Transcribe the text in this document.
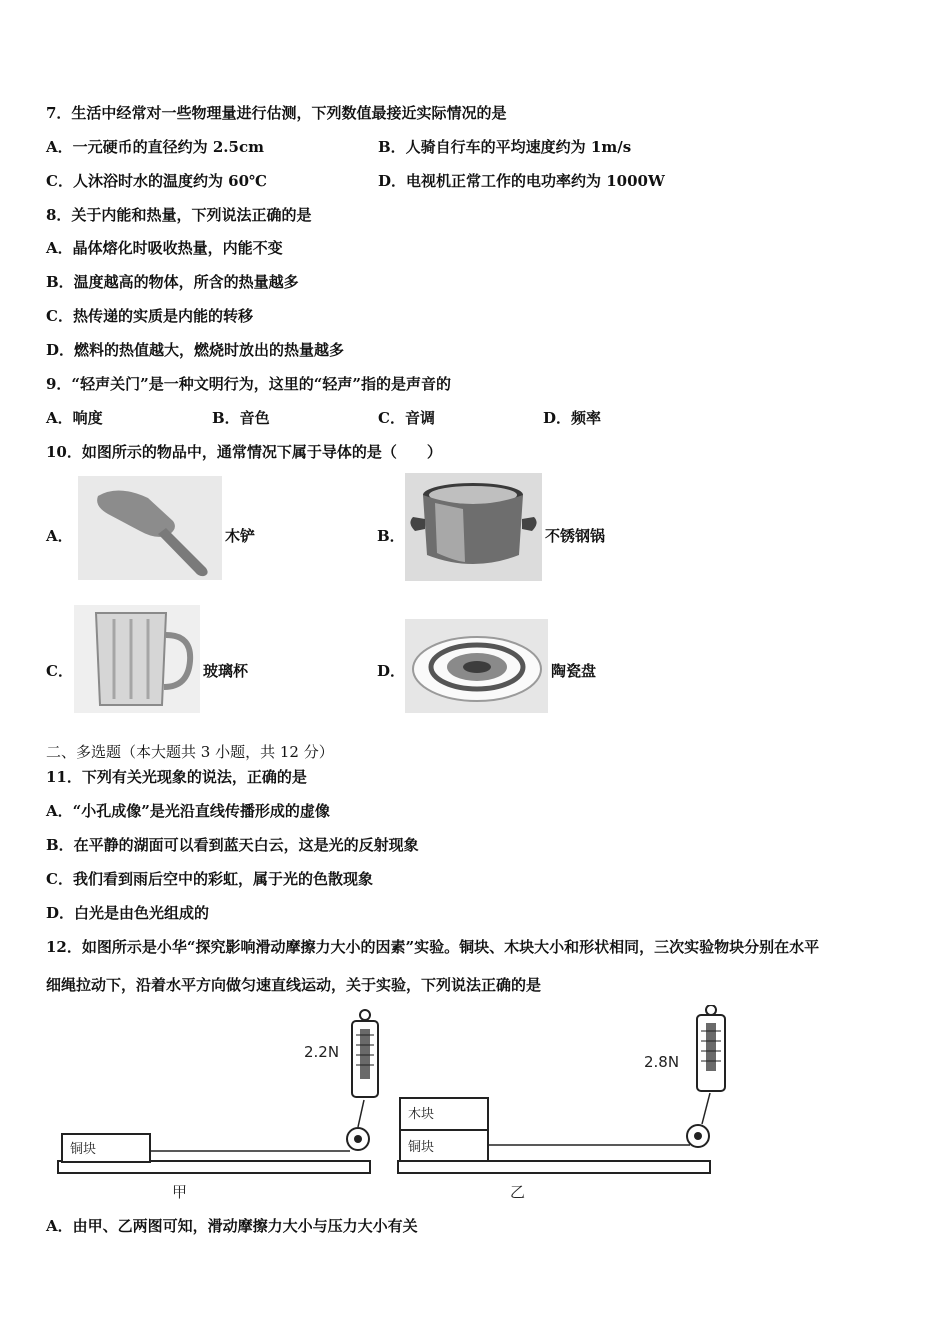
7．生活中经常对一些物理量进行估测，下列数值最接近实际情况的是
A．一元硬币的直径约为 2.5cm	B．人骑自行车的平均速度约为 1m/s
C．人沐浴时水的温度约为 60℃	D．电视机正常工作的电功率约为 1000W
8．关于内能和热量，下列说法正确的是
A．晶体熔化时吸收热量，内能不变
B．温度越高的物体，所含的热量越多
C．热传递的实质是内能的转移
D．燃料的热值越大，燃烧时放出的热量越多
9．“轻声关门”是一种文明行为，这里的“轻声”指的是声音的
A．响度	B．音色	C．音调	D．频率
10．如图所示的物品中，通常情况下属于导体的是（　　）
A．	木铲	B．	不锈钢锅
C．	玻璃杯	D．	陶瓷盘
二、多选题（本大题共 3 小题，共 12 分）
11．下列有关光现象的说法，正确的是
A．“小孔成像”是光沿直线传播形成的虚像
B．在平静的湖面可以看到蓝天白云，这是光的反射现象
C．我们看到雨后空中的彩虹，属于光的色散现象
D．白光是由色光组成的
12．如图所示是小华“探究影响滑动摩擦力大小的因素”实验。铜块、木块大小和形状相同，三次实验物块分别在水平
细绳拉动下，沿着水平方向做匀速直线运动，关于实验，下列说法正确的是
铜块
2.2N
甲
木块
铜块
2.8N
乙
A．由甲、乙两图可知，滑动摩擦力大小与压力大小有关
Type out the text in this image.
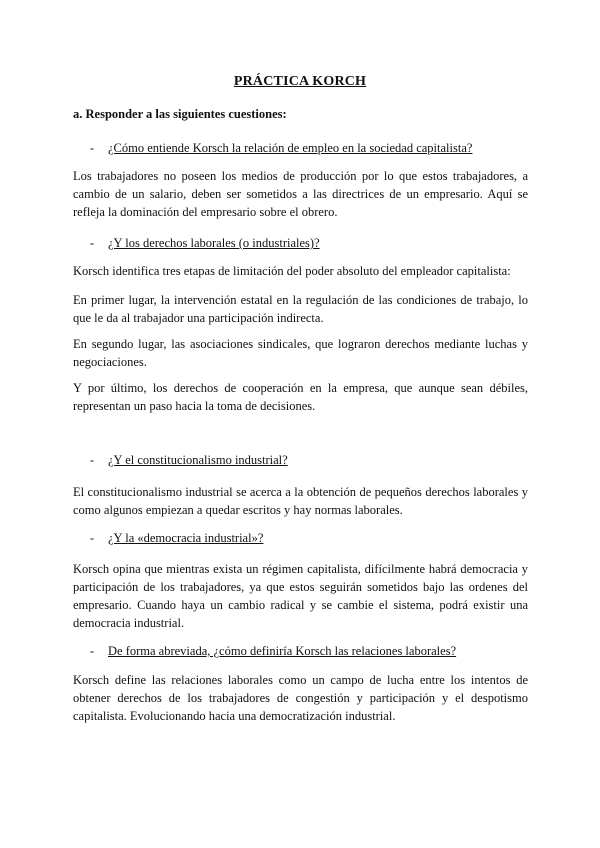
PRÁCTICA KORCH
a. Responder a las siguientes cuestiones:
- ¿Cómo entiende Korsch la relación de empleo en la sociedad capitalista?
Los trabajadores no poseen los medios de producción por lo que estos trabajadores, a cambio de un salario, deben ser sometidos a las directrices de un empresario. Aquí se refleja la dominación del empresario sobre el obrero.
- ¿Y los derechos laborales (o industriales)?
Korsch identifica tres etapas de limitación del poder absoluto del empleador capitalista:
En primer lugar, la intervención estatal en la regulación de las condiciones de trabajo, lo que le da al trabajador una participación indirecta.
En segundo lugar, las asociaciones sindicales, que lograron derechos mediante luchas y negociaciones.
Y por último, los derechos de cooperación en la empresa, que aunque sean débiles, representan un paso hacia la toma de decisiones.
- ¿Y el constitucionalismo industrial?
El constitucionalismo industrial se acerca a la obtención de pequeños derechos laborales y como algunos empiezan a quedar escritos y hay normas laborales.
- ¿Y la «democracia industrial»?
Korsch opina que mientras exista un régimen capitalista, difícilmente habrá democracia y participación de los trabajadores, ya que estos seguirán sometidos bajo las ordenes del empresario. Cuando haya un cambio radical y se cambie el sistema, podrá existir una democracia industrial.
- De forma abreviada, ¿cómo definiría Korsch las relaciones laborales?
Korsch define las relaciones laborales como un campo de lucha entre los intentos de obtener derechos de los trabajadores de congestión y participación y el despotismo capitalista. Evolucionando hacia una democratización industrial.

● WRITTEN PROBLEM
Write the records above out again exactly, with no pictures in your copy.

● SOLUTION
Transcribe the text in this document.
7．生活中经常对一些物理量进行估测，下列数值最接近实际情况的是
A．一元硬币的直径约为 2.5cm	B．人骑自行车的平均速度约为 1m/s
C．人沐浴时水的温度约为 60℃	D．电视机正常工作的电功率约为 1000W
8．关于内能和热量，下列说法正确的是
A．晶体熔化时吸收热量，内能不变
B．温度越高的物体，所含的热量越多
C．热传递的实质是内能的转移
D．燃料的热值越大，燃烧时放出的热量越多
9．“轻声关门”是一种文明行为，这里的“轻声”指的是声音的
A．响度	B．音色	C．音调	D．频率
10．如图所示的物品中，通常情况下属于导体的是（　　）
A．	木铲	B．	不锈钢锅
C．	玻璃杯	D．	陶瓷盘
二、多选题（本大题共 3 小题，共 12 分）
11．下列有关光现象的说法，正确的是
A．“小孔成像”是光沿直线传播形成的虚像
B．在平静的湖面可以看到蓝天白云，这是光的反射现象
C．我们看到雨后空中的彩虹，属于光的色散现象
D．白光是由色光组成的
12．如图所示是小华“探究影响滑动摩擦力大小的因素”实验。铜块、木块大小和形状相同，三次实验物块分别在水平
细绳拉动下，沿着水平方向做匀速直线运动，关于实验，下列说法正确的是
铜块
2.2N
甲
木块
铜块
2.8N
乙
A．由甲、乙两图可知，滑动摩擦力大小与压力大小有关
Type out the text in this image.
PRÁCTICA KORCH
a. Responder a las siguientes cuestiones:
- ¿Cómo entiende Korsch la relación de empleo en la sociedad capitalista?
Los trabajadores no poseen los medios de producción por lo que estos trabajadores, a cambio de un salario, deben ser sometidos a las directrices de un empresario. Aquí se refleja la dominación del empresario sobre el obrero.
- ¿Y los derechos laborales (o industriales)?
Korsch identifica tres etapas de limitación del poder absoluto del empleador capitalista:
En primer lugar, la intervención estatal en la regulación de las condiciones de trabajo, lo que le da al trabajador una participación indirecta.
En segundo lugar, las asociaciones sindicales, que lograron derechos mediante luchas y negociaciones.
Y por último, los derechos de cooperación en la empresa, que aunque sean débiles, representan un paso hacia la toma de decisiones.
- ¿Y el constitucionalismo industrial?
El constitucionalismo industrial se acerca a la obtención de pequeños derechos laborales y como algunos empiezan a quedar escritos y hay normas laborales.
- ¿Y la «democracia industrial»?
Korsch opina que mientras exista un régimen capitalista, difícilmente habrá democracia y participación de los trabajadores, ya que estos seguirán sometidos bajo las ordenes del empresario. Cuando haya un cambio radical y se cambie el sistema, podrá existir una democracia industrial.
- De forma abreviada, ¿cómo definiría Korsch las relaciones laborales?
Korsch define las relaciones laborales como un campo de lucha entre los intentos de obtener derechos de los trabajadores de congestión y participación y el despotismo capitalista. Evolucionando hacia una democratización industrial.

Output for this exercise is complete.